Entries shown:
============================================================

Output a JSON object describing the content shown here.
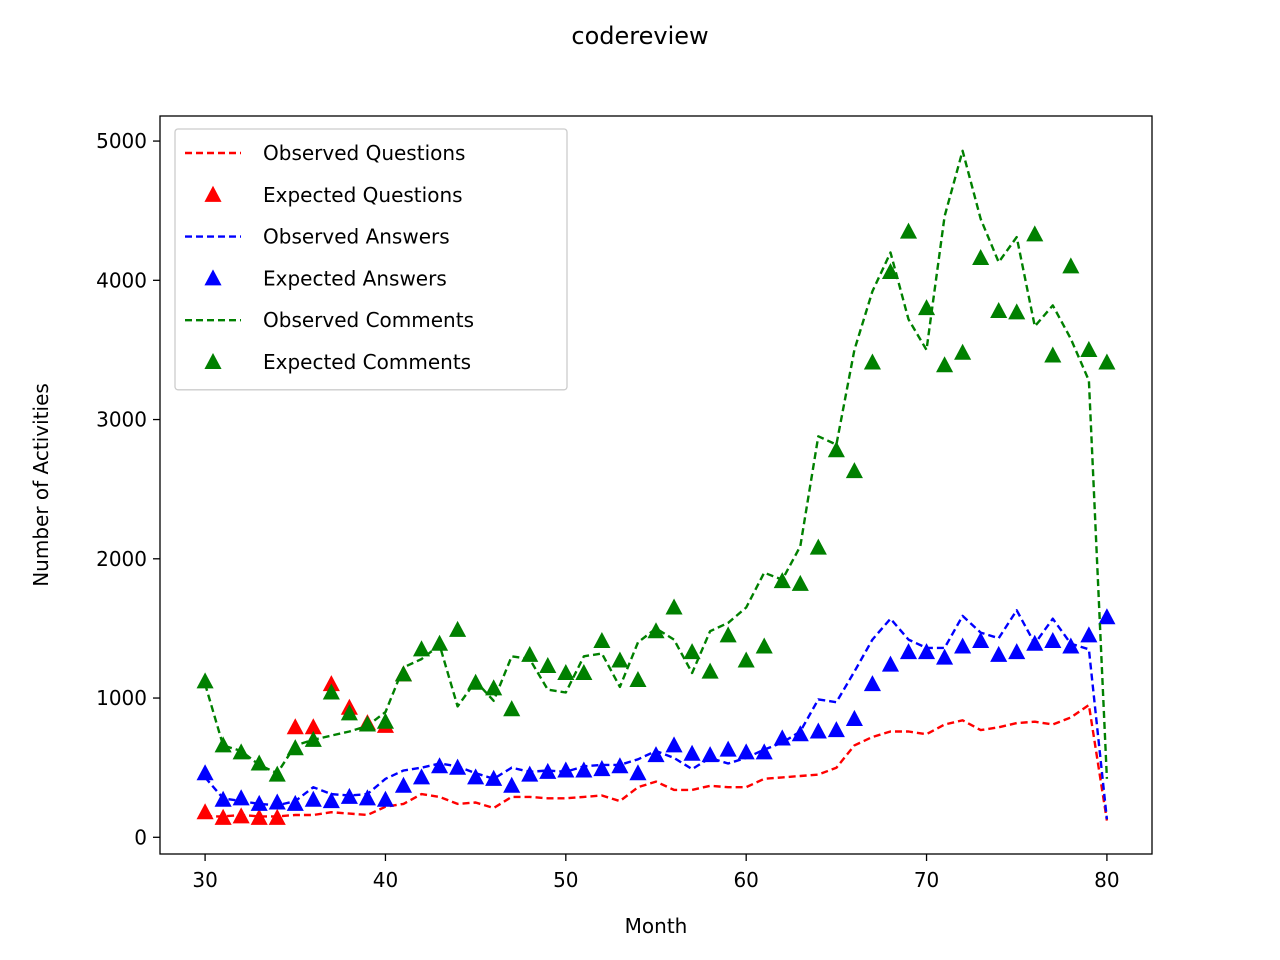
{
  "chart_data": {
    "type": "line",
    "title": "codereview",
    "xlabel": "Month",
    "ylabel": "Number of Activities",
    "xlim": [
      27.5,
      82.5
    ],
    "ylim": [
      -120,
      5180
    ],
    "xticks": [
      30,
      40,
      50,
      60,
      70,
      80
    ],
    "yticks": [
      0,
      1000,
      2000,
      3000,
      4000,
      5000
    ],
    "grid": false,
    "legend_position": "upper-left",
    "series": [
      {
        "name": "Observed Questions",
        "style": "dashed-line",
        "color": "#ff0000",
        "x": [
          30,
          31,
          32,
          33,
          34,
          35,
          36,
          37,
          38,
          39,
          40,
          41,
          42,
          43,
          44,
          45,
          46,
          47,
          48,
          49,
          50,
          51,
          52,
          53,
          54,
          55,
          56,
          57,
          58,
          59,
          60,
          61,
          62,
          63,
          64,
          65,
          66,
          67,
          68,
          69,
          70,
          71,
          72,
          73,
          74,
          75,
          76,
          77,
          78,
          79,
          80
        ],
        "y": [
          150,
          150,
          160,
          150,
          150,
          160,
          160,
          180,
          170,
          160,
          220,
          240,
          310,
          290,
          240,
          250,
          210,
          290,
          290,
          280,
          280,
          290,
          300,
          260,
          360,
          400,
          340,
          340,
          370,
          360,
          360,
          420,
          430,
          440,
          450,
          500,
          660,
          720,
          760,
          760,
          740,
          810,
          840,
          770,
          790,
          820,
          830,
          810,
          860,
          950,
          120
        ]
      },
      {
        "name": "Expected Questions",
        "style": "triangle-marker",
        "color": "#ff0000",
        "x": [
          30,
          31,
          32,
          33,
          34,
          35,
          36,
          37,
          38,
          39,
          40,
          41
        ],
        "y": [
          180,
          140,
          150,
          140,
          140,
          790,
          790,
          1100,
          930,
          820,
          800,
          1170
        ]
      },
      {
        "name": "Observed Answers",
        "style": "dashed-line",
        "color": "#0000ff",
        "x": [
          30,
          31,
          32,
          33,
          34,
          35,
          36,
          37,
          38,
          39,
          40,
          41,
          42,
          43,
          44,
          45,
          46,
          47,
          48,
          49,
          50,
          51,
          52,
          53,
          54,
          55,
          56,
          57,
          58,
          59,
          60,
          61,
          62,
          63,
          64,
          65,
          66,
          67,
          68,
          69,
          70,
          71,
          72,
          73,
          74,
          75,
          76,
          77,
          78,
          79,
          80
        ],
        "y": [
          430,
          280,
          260,
          240,
          230,
          260,
          360,
          310,
          300,
          310,
          420,
          480,
          500,
          530,
          510,
          460,
          420,
          500,
          470,
          480,
          470,
          510,
          520,
          520,
          560,
          620,
          570,
          490,
          570,
          530,
          570,
          630,
          680,
          760,
          990,
          970,
          1190,
          1420,
          1570,
          1420,
          1360,
          1360,
          1590,
          1470,
          1430,
          1630,
          1390,
          1570,
          1390,
          1350,
          130
        ]
      },
      {
        "name": "Expected Answers",
        "style": "triangle-marker",
        "color": "#0000ff",
        "x": [
          30,
          31,
          32,
          33,
          34,
          35,
          36,
          37,
          38,
          39,
          40,
          41,
          42,
          43,
          44,
          45,
          46,
          47,
          48,
          49,
          50,
          51,
          52,
          53,
          54,
          55,
          56,
          57,
          58,
          59,
          60,
          61,
          62,
          63,
          64,
          65,
          66,
          67,
          68,
          69,
          70,
          71,
          72,
          73,
          74,
          75,
          76,
          77,
          78,
          79,
          80
        ],
        "y": [
          460,
          270,
          280,
          240,
          250,
          240,
          270,
          260,
          290,
          280,
          270,
          370,
          430,
          510,
          500,
          430,
          420,
          370,
          450,
          470,
          480,
          480,
          490,
          510,
          460,
          590,
          660,
          600,
          590,
          630,
          610,
          610,
          710,
          740,
          760,
          770,
          850,
          1100,
          1240,
          1330,
          1330,
          1290,
          1370,
          1410,
          1310,
          1330,
          1390,
          1410,
          1370,
          1450,
          1580
        ]
      },
      {
        "name": "Observed Comments",
        "style": "dashed-line",
        "color": "#008000",
        "x": [
          30,
          31,
          32,
          33,
          34,
          35,
          36,
          37,
          38,
          39,
          40,
          41,
          42,
          43,
          44,
          45,
          46,
          47,
          48,
          49,
          50,
          51,
          52,
          53,
          54,
          55,
          56,
          57,
          58,
          59,
          60,
          61,
          62,
          63,
          64,
          65,
          66,
          67,
          68,
          69,
          70,
          71,
          72,
          73,
          74,
          75,
          76,
          77,
          78,
          79,
          80
        ],
        "y": [
          1100,
          660,
          620,
          520,
          460,
          660,
          700,
          730,
          760,
          800,
          900,
          1220,
          1280,
          1380,
          940,
          1120,
          980,
          1300,
          1280,
          1060,
          1040,
          1300,
          1320,
          1080,
          1400,
          1500,
          1420,
          1180,
          1480,
          1540,
          1650,
          1900,
          1850,
          2090,
          2880,
          2820,
          3500,
          3920,
          4200,
          3720,
          3500,
          4460,
          4930,
          4440,
          4130,
          4310,
          3670,
          3820,
          3580,
          3280,
          420
        ]
      },
      {
        "name": "Expected Comments",
        "style": "triangle-marker",
        "color": "#008000",
        "x": [
          30,
          31,
          32,
          33,
          34,
          35,
          36,
          37,
          38,
          39,
          40,
          41,
          42,
          43,
          44,
          45,
          46,
          47,
          48,
          49,
          50,
          51,
          52,
          53,
          54,
          55,
          56,
          57,
          58,
          59,
          60,
          61,
          62,
          63,
          64,
          65,
          66,
          67,
          68,
          69,
          70,
          71,
          72,
          73,
          74,
          75,
          76,
          77,
          78,
          79,
          80
        ],
        "y": [
          1120,
          660,
          610,
          530,
          450,
          640,
          700,
          1040,
          890,
          810,
          830,
          1170,
          1350,
          1390,
          1490,
          1110,
          1070,
          920,
          1310,
          1230,
          1180,
          1180,
          1410,
          1270,
          1130,
          1480,
          1650,
          1330,
          1190,
          1450,
          1270,
          1370,
          1840,
          1820,
          2080,
          2780,
          2630,
          3410,
          4060,
          4350,
          3800,
          3390,
          3480,
          4160,
          3780,
          3770,
          4330,
          3460,
          4100,
          3500,
          3410
        ]
      }
    ]
  }
}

============================================================

Requirements: Check each line of the records for "Expected" and copy the ones that contain it.

Written solution:
        "name": "Expected Questions",
        "name": "Expected Answers",
        "name": "Expected Comments",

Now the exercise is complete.